-- DATA LISTING start --

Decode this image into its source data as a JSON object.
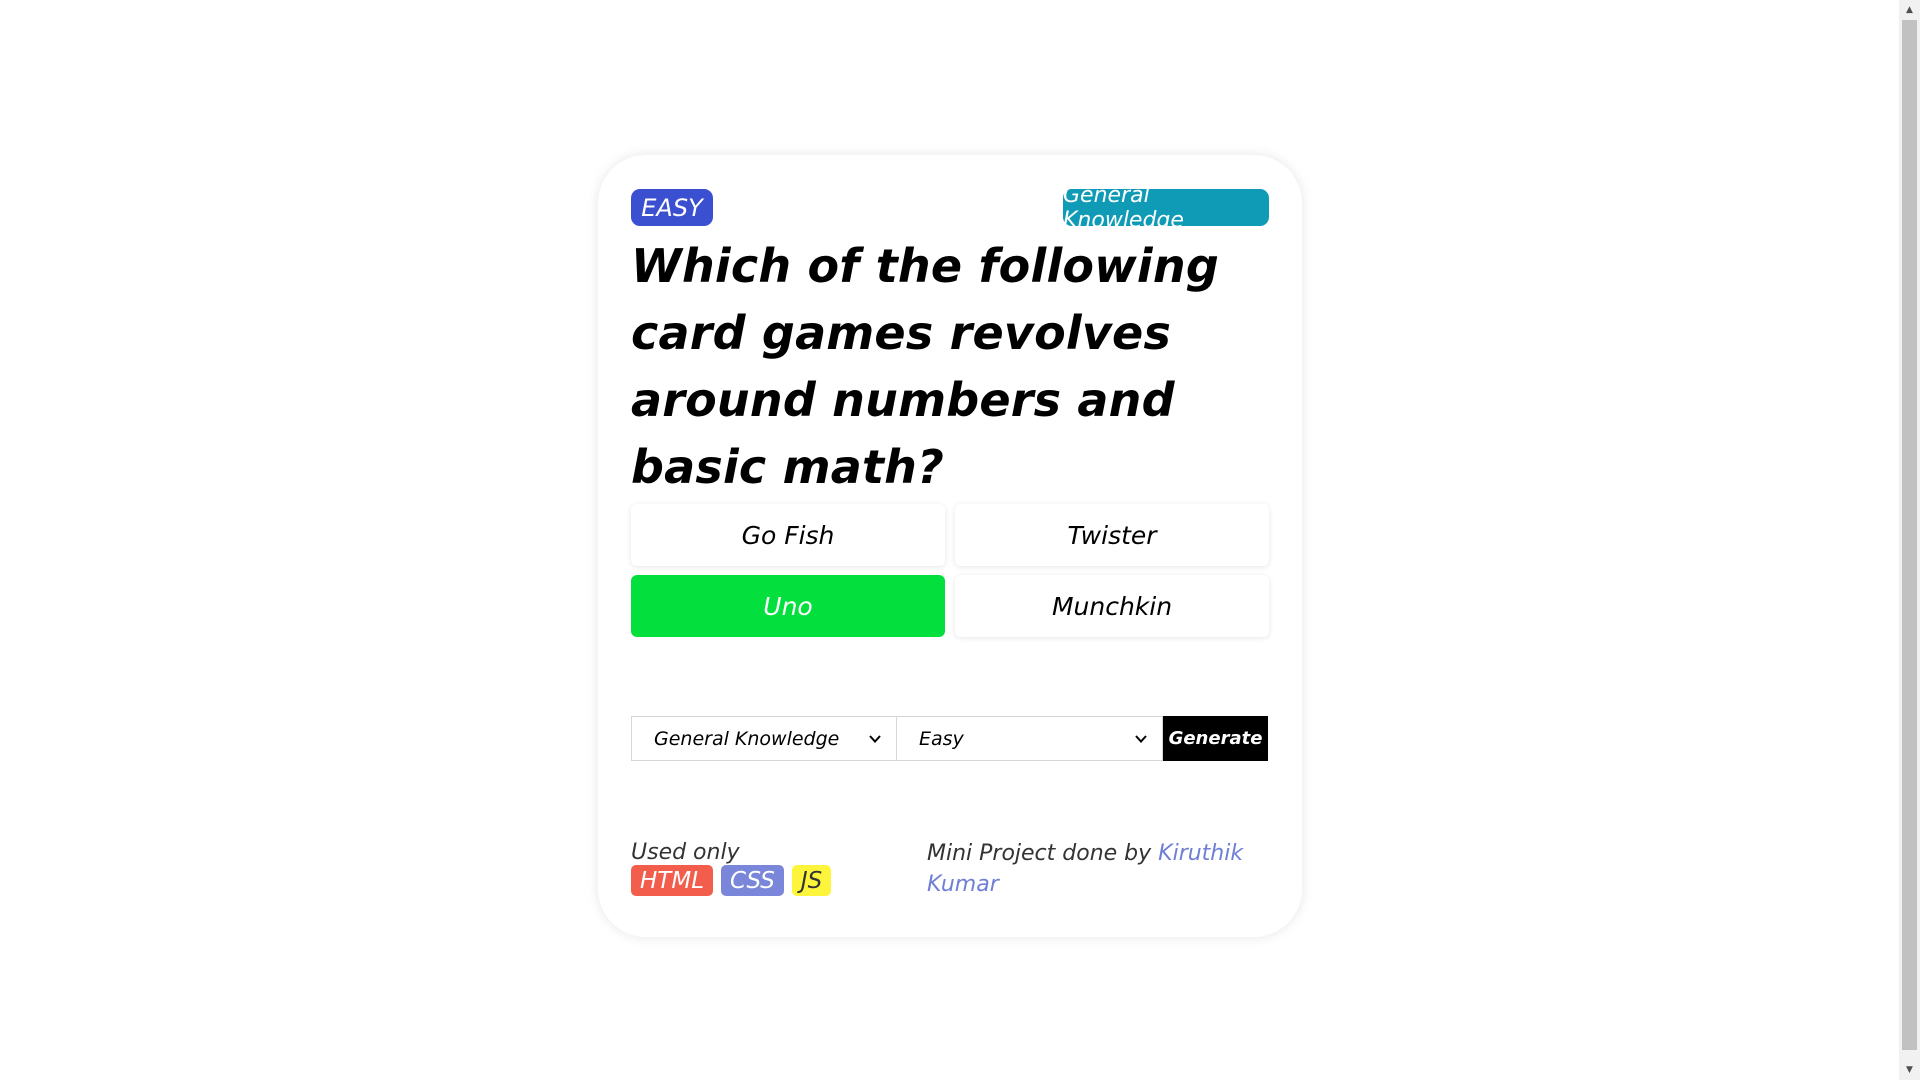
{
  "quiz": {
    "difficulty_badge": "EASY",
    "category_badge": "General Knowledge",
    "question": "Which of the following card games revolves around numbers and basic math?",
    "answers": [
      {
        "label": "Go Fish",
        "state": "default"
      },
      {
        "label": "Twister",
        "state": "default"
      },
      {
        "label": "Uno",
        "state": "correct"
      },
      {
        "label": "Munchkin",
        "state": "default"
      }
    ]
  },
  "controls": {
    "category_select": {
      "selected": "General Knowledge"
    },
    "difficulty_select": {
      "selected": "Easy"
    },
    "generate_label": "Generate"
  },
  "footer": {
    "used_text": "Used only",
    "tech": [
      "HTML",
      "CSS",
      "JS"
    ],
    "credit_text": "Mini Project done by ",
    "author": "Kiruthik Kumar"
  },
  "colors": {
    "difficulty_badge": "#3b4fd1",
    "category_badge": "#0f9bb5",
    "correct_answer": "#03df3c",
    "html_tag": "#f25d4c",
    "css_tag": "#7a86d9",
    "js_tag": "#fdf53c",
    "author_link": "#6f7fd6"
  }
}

-- DATA LISTING end --

Output the data above without changes, apart from leaving out the pictures.

Decode this image into its source data as a JSON object.
{
  "quiz": {
    "difficulty_badge": "EASY",
    "category_badge": "General Knowledge",
    "question": "Which of the following card games revolves around numbers and basic math?",
    "answers": [
      {
        "label": "Go Fish",
        "state": "default"
      },
      {
        "label": "Twister",
        "state": "default"
      },
      {
        "label": "Uno",
        "state": "correct"
      },
      {
        "label": "Munchkin",
        "state": "default"
      }
    ]
  },
  "controls": {
    "category_select": {
      "selected": "General Knowledge"
    },
    "difficulty_select": {
      "selected": "Easy"
    },
    "generate_label": "Generate"
  },
  "footer": {
    "used_text": "Used only",
    "tech": [
      "HTML",
      "CSS",
      "JS"
    ],
    "credit_text": "Mini Project done by ",
    "author": "Kiruthik Kumar"
  },
  "colors": {
    "difficulty_badge": "#3b4fd1",
    "category_badge": "#0f9bb5",
    "correct_answer": "#03df3c",
    "html_tag": "#f25d4c",
    "css_tag": "#7a86d9",
    "js_tag": "#fdf53c",
    "author_link": "#6f7fd6"
  }
}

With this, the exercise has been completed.